_Instructions to follow_.
Find each line with the word "text" and copy it.

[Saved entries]
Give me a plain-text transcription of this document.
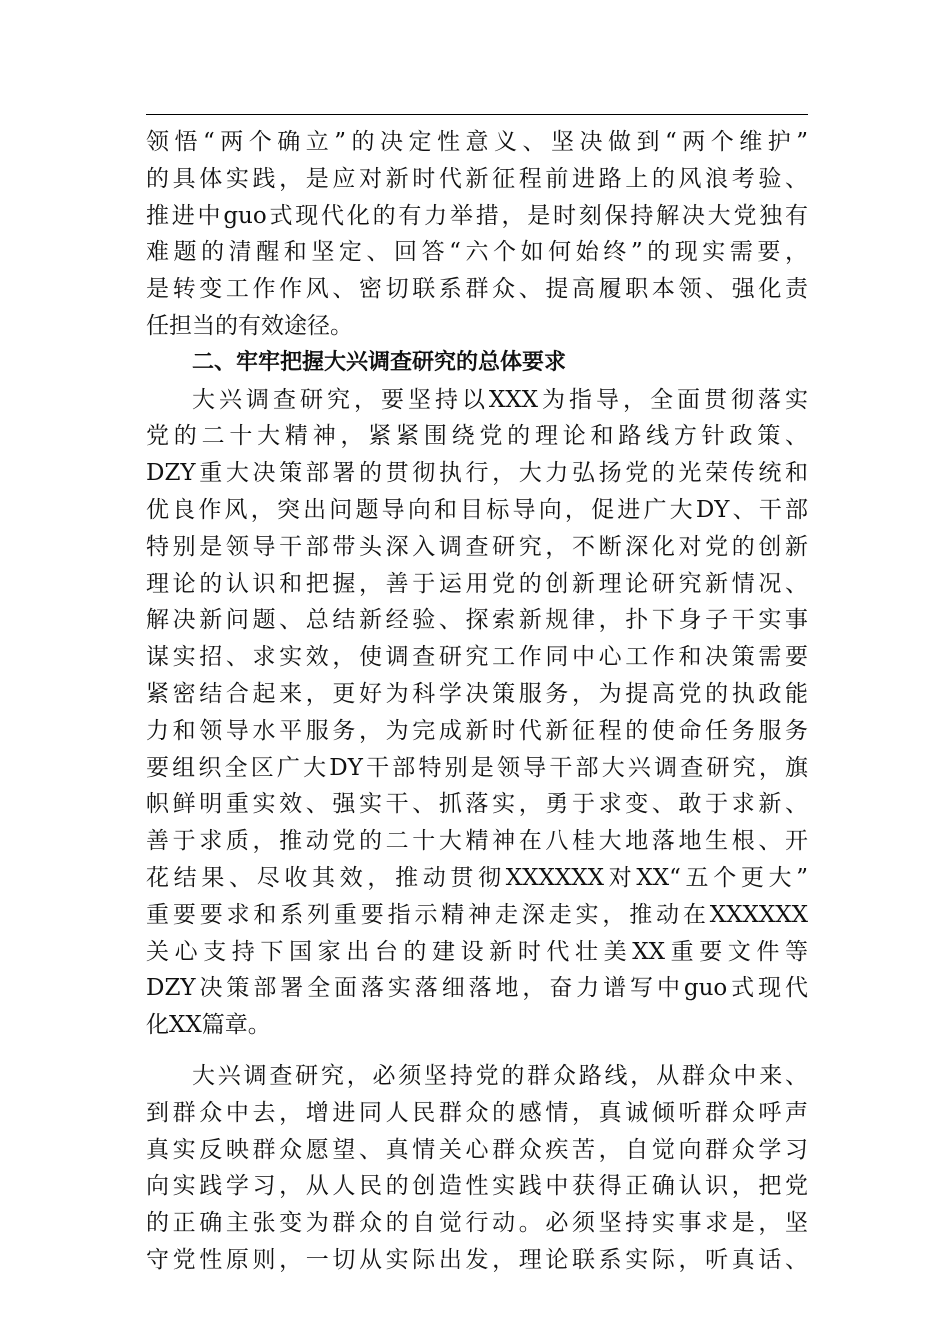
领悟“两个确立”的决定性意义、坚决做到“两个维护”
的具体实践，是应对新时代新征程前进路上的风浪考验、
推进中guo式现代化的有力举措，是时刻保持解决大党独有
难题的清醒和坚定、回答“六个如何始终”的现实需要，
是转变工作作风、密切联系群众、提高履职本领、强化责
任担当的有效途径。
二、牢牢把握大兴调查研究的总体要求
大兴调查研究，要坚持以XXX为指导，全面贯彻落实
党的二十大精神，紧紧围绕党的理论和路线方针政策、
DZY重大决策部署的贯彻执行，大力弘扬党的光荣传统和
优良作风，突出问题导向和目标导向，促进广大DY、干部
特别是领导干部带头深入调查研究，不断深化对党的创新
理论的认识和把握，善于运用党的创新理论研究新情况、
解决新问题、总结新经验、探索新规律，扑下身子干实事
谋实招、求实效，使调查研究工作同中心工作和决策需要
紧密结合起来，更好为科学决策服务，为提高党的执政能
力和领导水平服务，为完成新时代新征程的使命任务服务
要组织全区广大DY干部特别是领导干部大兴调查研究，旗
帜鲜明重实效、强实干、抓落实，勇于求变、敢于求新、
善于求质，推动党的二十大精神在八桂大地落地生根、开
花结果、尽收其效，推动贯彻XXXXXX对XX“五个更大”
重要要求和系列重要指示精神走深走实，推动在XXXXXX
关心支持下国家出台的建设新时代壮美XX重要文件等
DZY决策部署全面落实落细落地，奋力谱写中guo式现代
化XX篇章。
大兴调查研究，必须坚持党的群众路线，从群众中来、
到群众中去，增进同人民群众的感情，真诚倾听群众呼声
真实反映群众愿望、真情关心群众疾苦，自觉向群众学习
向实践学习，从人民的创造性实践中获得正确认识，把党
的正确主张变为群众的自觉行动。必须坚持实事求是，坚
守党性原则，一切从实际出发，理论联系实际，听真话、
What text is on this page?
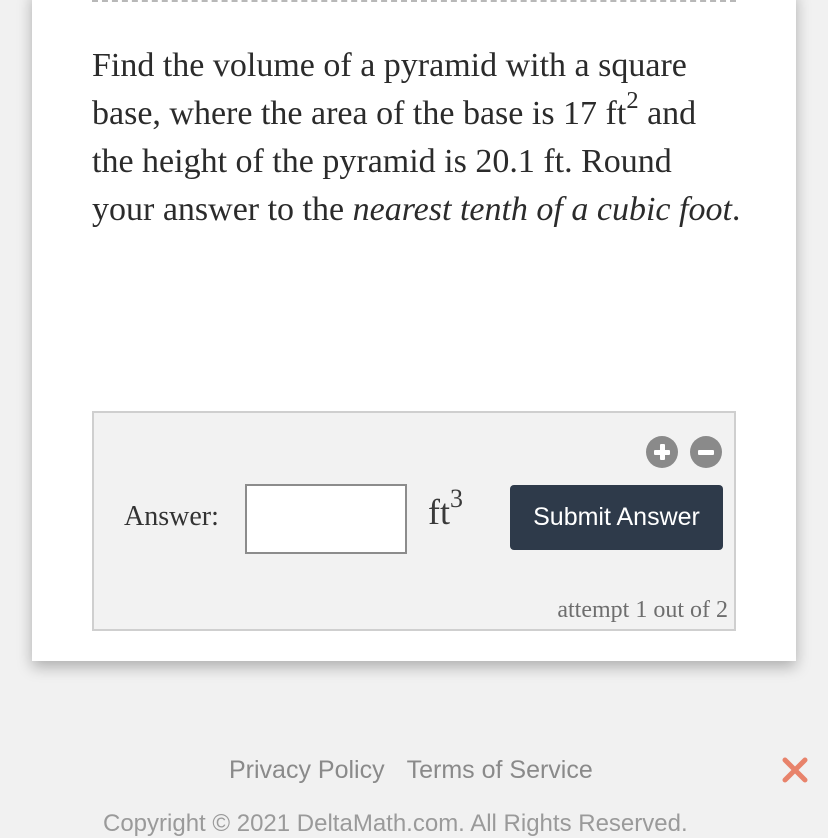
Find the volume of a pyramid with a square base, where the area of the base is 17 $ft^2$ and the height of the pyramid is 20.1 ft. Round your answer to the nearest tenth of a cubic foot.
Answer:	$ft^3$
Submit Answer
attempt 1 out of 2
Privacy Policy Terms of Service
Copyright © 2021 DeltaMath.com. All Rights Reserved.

...

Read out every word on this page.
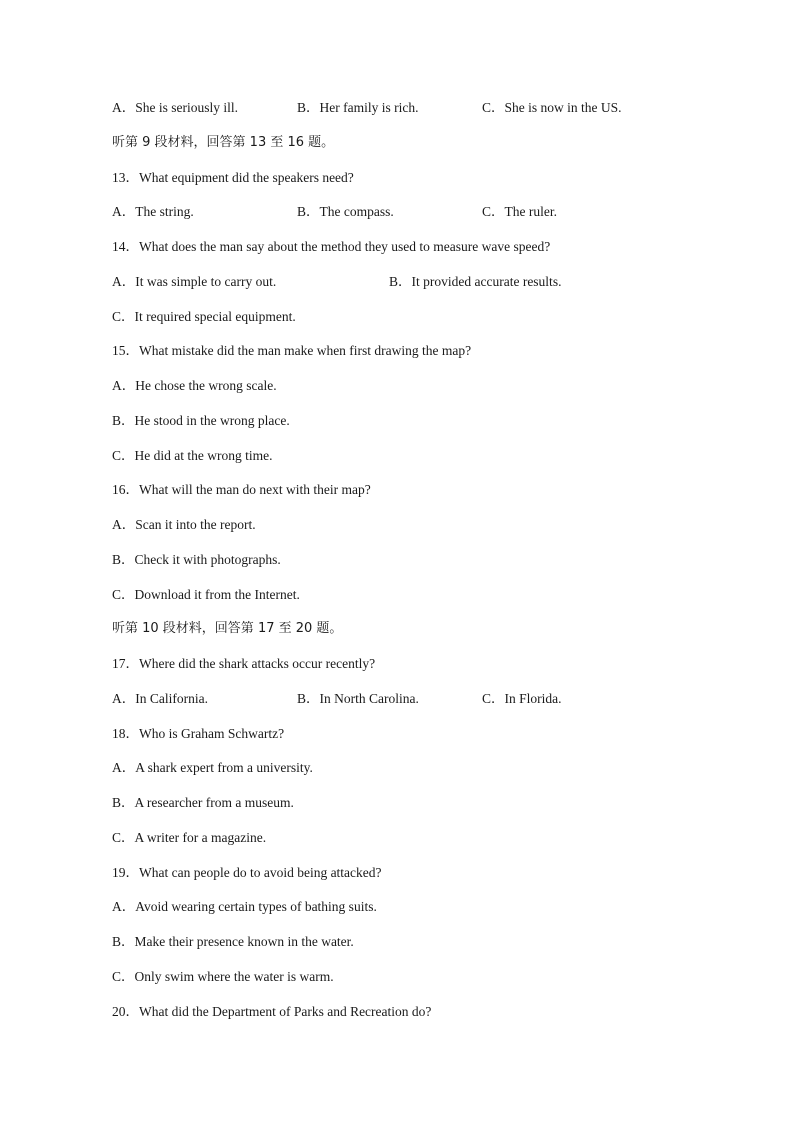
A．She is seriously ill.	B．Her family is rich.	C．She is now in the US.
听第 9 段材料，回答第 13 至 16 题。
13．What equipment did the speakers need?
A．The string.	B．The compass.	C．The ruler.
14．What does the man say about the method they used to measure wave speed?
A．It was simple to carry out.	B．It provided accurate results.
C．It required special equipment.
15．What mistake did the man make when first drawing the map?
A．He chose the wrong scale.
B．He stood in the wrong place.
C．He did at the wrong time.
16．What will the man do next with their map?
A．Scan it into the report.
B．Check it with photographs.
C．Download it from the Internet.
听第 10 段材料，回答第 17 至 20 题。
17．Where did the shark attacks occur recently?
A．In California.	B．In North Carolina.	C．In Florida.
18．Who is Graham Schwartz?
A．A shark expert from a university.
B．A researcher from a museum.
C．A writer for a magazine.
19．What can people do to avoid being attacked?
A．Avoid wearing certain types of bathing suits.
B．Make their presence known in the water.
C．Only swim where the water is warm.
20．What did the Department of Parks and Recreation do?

_Answer to the exercise_.
Give me a plain-text transcription of this document.
What text is on this page?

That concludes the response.